> _REQUIRED TASK_
Scan the material for the word "icon", and copy each line where it shows up.

> _SUPPLIED DATA_
#####

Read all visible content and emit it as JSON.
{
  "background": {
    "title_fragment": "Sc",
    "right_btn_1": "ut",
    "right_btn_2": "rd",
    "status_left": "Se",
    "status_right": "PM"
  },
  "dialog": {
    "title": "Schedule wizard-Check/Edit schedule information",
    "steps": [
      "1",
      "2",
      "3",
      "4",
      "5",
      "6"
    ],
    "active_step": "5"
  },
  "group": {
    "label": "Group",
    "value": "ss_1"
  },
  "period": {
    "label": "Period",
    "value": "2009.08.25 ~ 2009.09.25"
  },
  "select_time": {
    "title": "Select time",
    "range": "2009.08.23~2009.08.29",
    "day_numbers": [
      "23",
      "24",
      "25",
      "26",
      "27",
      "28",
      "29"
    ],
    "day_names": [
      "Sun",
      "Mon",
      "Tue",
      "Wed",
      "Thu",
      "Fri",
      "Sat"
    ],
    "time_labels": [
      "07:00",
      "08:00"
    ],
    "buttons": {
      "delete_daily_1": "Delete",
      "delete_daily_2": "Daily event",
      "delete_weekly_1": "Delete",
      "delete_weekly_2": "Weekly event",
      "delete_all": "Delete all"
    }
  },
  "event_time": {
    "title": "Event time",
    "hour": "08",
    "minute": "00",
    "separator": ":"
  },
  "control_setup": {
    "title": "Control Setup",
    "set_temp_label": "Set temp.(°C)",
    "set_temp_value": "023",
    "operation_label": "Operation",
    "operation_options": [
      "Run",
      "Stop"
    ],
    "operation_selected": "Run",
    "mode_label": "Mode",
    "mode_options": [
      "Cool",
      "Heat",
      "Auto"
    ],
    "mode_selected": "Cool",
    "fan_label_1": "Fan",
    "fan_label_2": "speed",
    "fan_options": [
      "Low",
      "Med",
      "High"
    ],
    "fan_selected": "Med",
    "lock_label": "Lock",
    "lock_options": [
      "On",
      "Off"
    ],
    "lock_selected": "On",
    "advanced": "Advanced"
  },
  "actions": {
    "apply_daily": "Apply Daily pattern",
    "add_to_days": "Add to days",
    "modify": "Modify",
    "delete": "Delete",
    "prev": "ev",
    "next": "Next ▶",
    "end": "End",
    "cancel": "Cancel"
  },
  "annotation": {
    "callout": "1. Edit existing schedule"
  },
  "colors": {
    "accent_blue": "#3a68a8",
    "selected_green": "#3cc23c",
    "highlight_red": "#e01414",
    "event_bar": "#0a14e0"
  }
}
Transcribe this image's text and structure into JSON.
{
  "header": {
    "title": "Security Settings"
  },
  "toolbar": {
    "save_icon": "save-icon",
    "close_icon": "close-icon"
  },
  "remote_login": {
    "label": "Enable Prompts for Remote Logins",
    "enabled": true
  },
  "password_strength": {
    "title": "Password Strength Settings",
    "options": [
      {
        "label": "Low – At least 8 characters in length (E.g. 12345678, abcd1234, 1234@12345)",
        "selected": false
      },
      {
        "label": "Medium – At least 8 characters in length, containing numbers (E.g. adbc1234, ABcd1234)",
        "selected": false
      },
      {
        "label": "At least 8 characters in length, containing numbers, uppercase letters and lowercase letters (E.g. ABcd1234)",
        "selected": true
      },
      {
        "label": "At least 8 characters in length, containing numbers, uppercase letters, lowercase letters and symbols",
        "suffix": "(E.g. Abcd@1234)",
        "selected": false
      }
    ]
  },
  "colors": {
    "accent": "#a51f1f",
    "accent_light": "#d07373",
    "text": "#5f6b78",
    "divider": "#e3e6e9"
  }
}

#####

> _TASK OUTPUT_
    "save_icon": "save-icon",
    "close_icon": "close-icon"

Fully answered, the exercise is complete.